== Task objective ==
Return all lines below containing the word "actrices".

== Exercise materials ==

-=-=-

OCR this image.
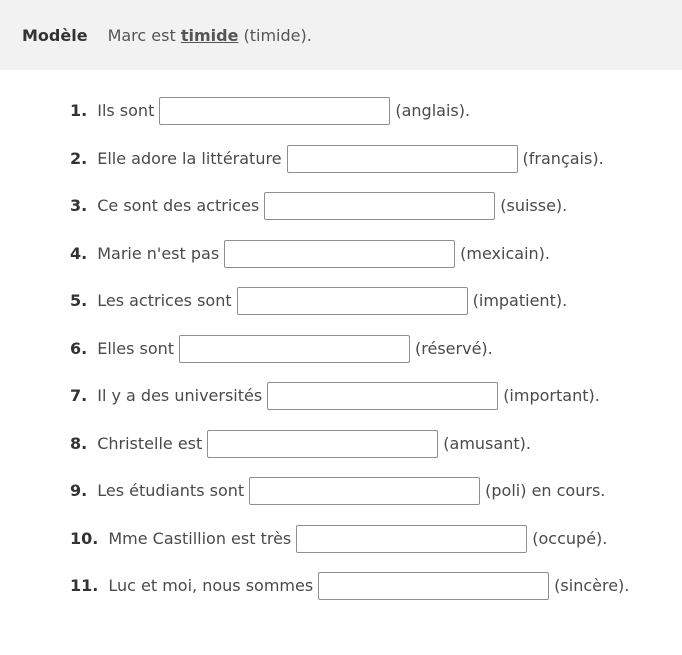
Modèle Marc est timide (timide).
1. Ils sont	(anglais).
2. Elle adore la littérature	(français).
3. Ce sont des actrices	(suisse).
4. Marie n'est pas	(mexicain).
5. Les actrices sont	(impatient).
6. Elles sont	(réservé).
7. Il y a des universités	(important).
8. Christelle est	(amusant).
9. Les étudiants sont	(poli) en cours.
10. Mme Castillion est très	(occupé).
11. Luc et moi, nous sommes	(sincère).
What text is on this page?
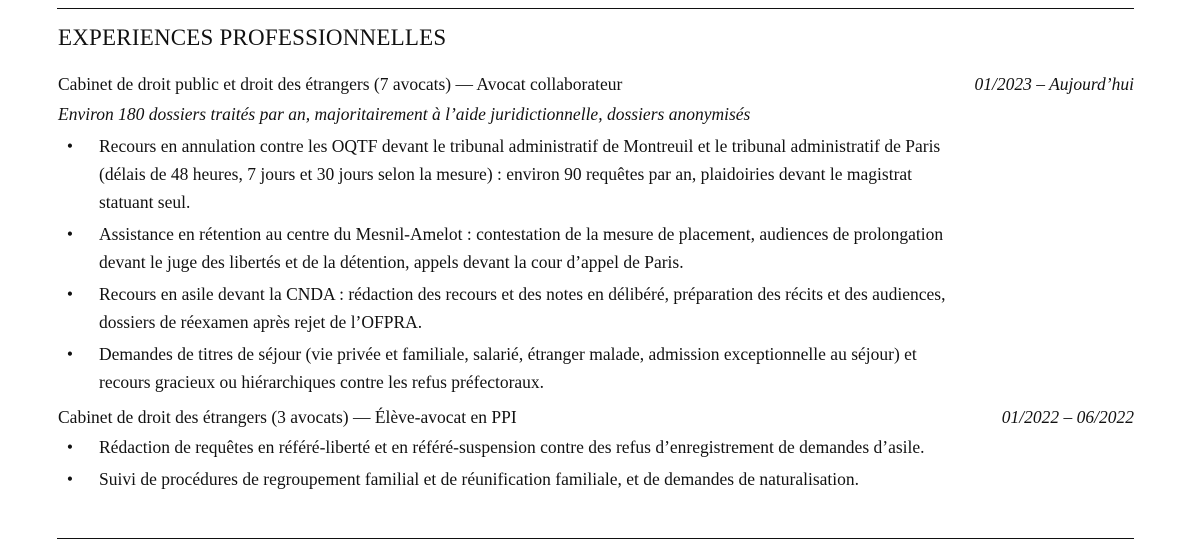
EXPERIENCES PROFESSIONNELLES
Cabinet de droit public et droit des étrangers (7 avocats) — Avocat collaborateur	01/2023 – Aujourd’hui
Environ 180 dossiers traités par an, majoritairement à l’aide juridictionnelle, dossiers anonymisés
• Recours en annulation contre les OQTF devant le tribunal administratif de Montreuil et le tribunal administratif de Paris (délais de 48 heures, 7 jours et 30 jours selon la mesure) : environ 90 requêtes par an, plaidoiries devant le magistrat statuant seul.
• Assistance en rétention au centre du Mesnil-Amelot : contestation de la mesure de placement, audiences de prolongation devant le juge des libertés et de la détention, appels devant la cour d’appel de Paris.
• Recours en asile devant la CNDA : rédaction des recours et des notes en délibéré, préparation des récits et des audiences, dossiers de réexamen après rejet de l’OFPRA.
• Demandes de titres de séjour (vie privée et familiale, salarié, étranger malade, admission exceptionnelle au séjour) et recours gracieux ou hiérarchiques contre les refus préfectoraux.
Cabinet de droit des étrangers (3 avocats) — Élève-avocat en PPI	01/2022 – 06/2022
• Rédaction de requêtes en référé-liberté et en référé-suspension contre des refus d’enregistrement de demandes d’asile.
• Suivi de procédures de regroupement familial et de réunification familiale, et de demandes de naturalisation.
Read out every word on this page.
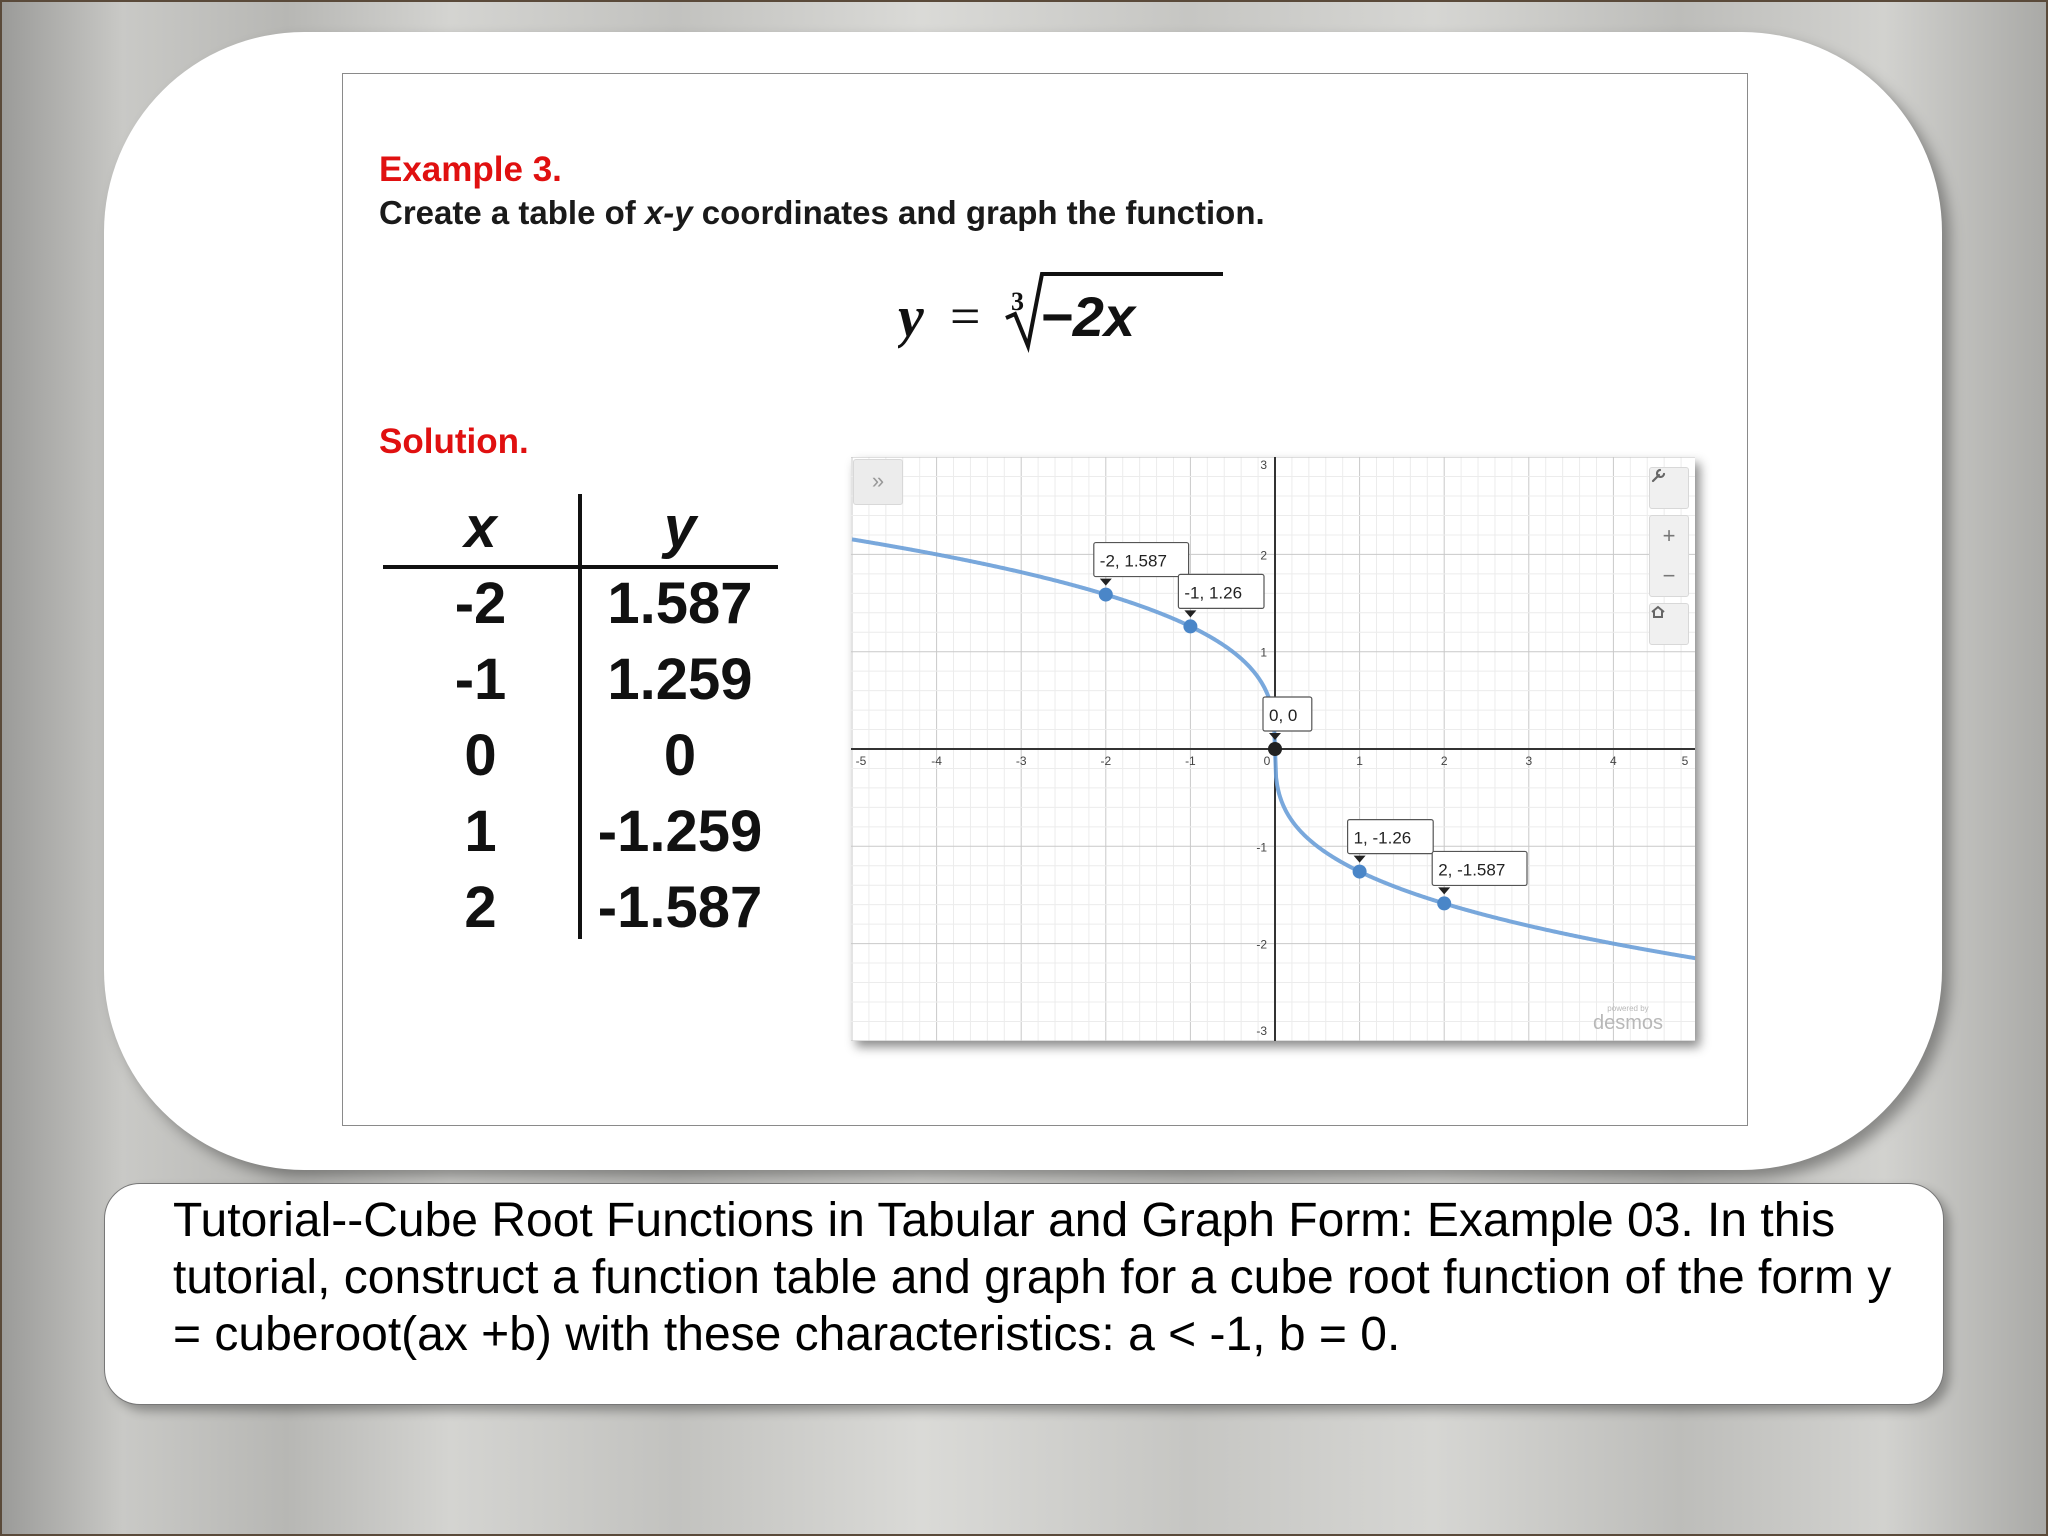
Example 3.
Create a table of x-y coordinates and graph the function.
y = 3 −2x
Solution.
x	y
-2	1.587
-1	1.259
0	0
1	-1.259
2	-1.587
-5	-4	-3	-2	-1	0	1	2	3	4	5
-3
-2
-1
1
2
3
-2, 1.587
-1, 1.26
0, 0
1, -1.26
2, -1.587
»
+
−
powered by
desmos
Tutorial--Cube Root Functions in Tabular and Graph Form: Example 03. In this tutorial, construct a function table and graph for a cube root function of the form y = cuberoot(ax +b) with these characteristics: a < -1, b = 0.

-=-=-

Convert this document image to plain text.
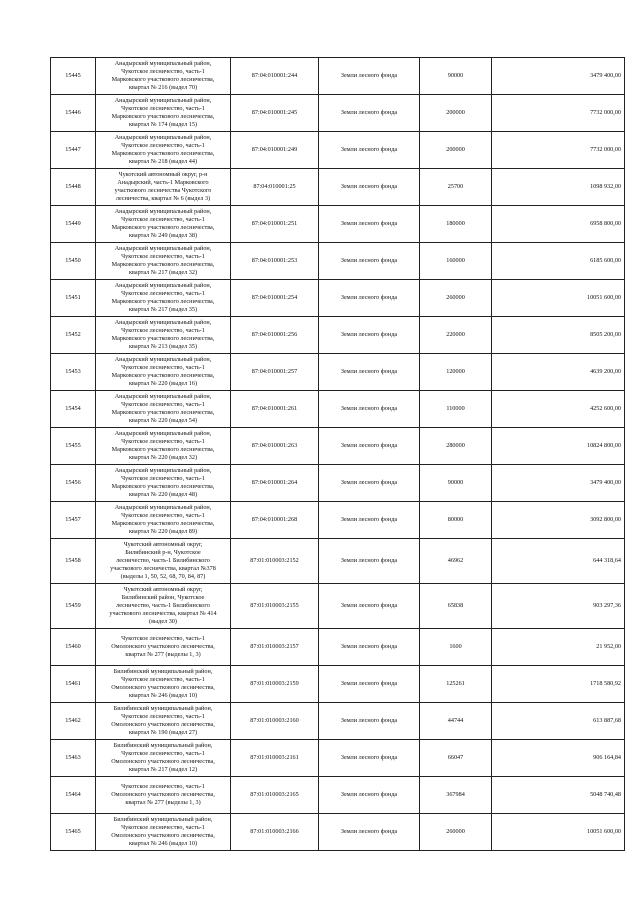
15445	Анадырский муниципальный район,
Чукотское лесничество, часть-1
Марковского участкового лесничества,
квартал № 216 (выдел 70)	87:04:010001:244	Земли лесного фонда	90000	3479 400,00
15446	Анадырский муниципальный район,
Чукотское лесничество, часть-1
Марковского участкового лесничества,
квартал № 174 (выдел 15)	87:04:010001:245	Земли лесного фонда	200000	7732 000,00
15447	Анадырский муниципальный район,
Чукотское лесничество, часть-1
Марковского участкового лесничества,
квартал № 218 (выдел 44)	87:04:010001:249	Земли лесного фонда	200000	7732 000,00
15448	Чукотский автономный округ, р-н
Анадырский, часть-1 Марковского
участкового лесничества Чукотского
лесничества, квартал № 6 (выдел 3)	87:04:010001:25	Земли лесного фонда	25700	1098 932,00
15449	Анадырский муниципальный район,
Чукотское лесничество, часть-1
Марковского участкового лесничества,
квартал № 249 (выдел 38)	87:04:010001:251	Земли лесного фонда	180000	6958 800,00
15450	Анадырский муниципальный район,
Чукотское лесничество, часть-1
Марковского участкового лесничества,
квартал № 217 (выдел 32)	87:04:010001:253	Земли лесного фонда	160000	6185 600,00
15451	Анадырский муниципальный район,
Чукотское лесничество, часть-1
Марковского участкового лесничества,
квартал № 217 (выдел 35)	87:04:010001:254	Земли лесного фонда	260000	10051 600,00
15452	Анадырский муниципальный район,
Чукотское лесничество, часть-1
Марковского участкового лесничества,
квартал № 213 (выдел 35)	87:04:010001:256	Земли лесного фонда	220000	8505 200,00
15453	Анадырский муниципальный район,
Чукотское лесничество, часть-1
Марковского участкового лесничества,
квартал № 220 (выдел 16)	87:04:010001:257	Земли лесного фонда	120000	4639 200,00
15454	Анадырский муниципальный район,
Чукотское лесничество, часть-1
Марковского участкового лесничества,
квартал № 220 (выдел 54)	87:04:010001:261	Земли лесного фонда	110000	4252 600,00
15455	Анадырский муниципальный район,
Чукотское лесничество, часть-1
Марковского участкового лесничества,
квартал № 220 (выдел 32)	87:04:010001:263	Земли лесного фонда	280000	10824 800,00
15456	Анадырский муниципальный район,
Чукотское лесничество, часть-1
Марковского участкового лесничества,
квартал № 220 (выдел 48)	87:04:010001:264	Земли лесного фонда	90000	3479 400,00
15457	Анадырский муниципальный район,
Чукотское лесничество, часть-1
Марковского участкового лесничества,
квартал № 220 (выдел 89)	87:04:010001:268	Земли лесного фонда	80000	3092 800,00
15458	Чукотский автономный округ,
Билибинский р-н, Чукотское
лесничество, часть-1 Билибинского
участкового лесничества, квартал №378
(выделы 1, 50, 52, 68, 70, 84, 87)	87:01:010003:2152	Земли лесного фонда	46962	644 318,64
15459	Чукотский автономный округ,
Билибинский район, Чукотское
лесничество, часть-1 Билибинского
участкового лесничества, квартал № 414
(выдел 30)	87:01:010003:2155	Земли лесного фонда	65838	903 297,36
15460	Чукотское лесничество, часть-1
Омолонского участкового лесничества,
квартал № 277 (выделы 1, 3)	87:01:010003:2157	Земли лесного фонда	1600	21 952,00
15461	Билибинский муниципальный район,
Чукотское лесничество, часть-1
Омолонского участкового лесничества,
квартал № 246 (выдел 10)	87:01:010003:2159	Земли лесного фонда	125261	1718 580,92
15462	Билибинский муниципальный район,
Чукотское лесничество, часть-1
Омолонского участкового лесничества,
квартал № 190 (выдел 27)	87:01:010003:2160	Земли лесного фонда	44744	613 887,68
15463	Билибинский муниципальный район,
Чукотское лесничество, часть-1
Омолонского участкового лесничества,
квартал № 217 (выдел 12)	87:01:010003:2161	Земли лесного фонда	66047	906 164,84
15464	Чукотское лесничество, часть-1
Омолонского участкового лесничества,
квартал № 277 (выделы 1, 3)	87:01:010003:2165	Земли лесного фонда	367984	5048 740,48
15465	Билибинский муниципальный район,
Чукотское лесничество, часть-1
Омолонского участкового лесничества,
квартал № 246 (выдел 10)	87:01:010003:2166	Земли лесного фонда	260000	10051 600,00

-=-=-

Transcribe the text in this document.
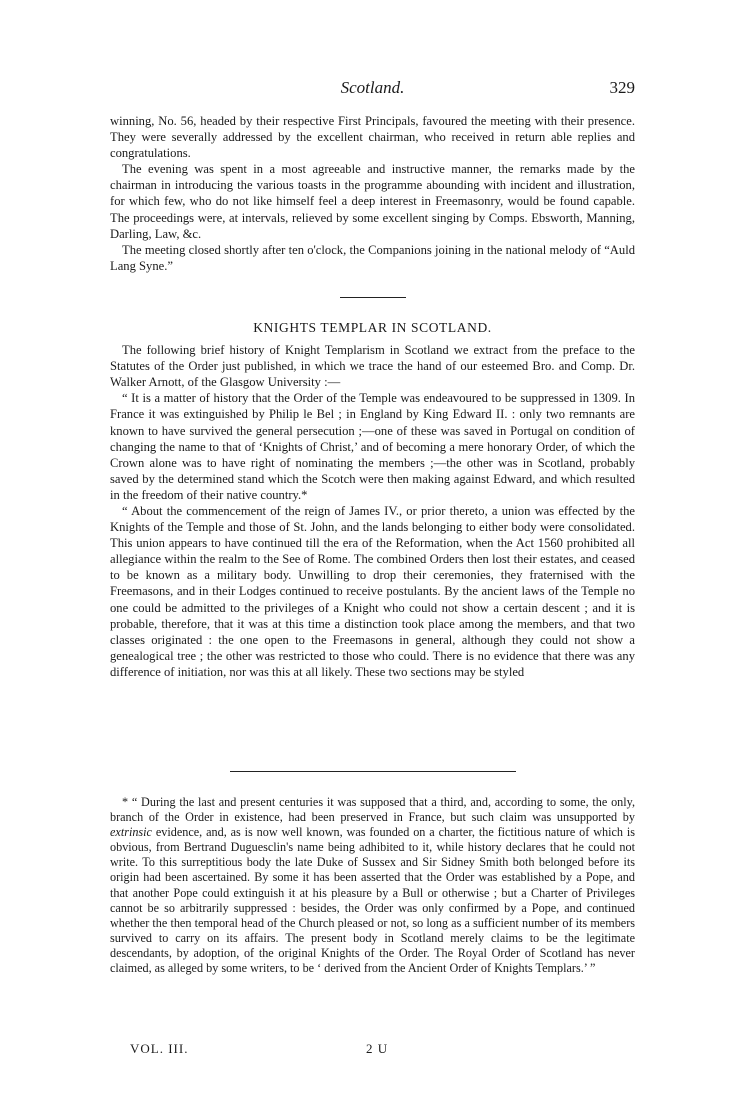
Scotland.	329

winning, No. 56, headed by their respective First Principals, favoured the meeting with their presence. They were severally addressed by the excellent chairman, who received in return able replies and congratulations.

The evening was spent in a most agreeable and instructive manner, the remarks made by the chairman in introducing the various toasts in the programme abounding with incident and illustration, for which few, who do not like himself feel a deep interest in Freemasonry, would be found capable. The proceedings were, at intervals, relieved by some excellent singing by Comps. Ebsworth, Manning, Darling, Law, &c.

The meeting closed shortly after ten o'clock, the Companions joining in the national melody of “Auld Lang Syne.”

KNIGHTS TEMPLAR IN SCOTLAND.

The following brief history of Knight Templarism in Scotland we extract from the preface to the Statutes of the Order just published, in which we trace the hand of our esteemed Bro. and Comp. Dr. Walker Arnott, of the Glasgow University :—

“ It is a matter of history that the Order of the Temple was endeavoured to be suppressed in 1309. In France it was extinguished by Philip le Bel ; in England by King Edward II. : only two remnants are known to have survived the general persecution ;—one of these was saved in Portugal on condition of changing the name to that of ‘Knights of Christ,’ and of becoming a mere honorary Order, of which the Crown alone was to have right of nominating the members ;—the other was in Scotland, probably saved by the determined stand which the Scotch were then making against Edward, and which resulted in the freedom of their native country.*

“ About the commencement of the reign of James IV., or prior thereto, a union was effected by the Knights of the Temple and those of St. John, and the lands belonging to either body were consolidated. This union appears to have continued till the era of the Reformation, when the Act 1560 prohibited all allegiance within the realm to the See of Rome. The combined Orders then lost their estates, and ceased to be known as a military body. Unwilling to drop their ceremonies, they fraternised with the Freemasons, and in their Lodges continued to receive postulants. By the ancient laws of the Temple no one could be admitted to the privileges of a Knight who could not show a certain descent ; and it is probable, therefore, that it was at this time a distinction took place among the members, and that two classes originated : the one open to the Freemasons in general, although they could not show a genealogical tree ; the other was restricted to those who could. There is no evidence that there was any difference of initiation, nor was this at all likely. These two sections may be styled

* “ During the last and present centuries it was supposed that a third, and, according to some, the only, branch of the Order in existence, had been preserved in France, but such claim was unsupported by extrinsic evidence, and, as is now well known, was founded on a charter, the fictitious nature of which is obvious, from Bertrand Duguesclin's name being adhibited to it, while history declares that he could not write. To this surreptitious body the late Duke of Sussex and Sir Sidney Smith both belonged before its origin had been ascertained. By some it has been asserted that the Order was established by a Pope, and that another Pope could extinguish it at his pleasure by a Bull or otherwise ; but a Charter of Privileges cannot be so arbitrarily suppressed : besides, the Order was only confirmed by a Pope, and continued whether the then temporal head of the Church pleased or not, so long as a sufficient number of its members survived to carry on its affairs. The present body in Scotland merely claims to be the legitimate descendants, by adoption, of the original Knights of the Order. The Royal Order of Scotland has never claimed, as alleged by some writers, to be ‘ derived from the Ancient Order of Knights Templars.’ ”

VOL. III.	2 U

-=-=-

== The reply ==
3. Ce sont des actrices	(suisse).
5. Les actrices sont	(impatient).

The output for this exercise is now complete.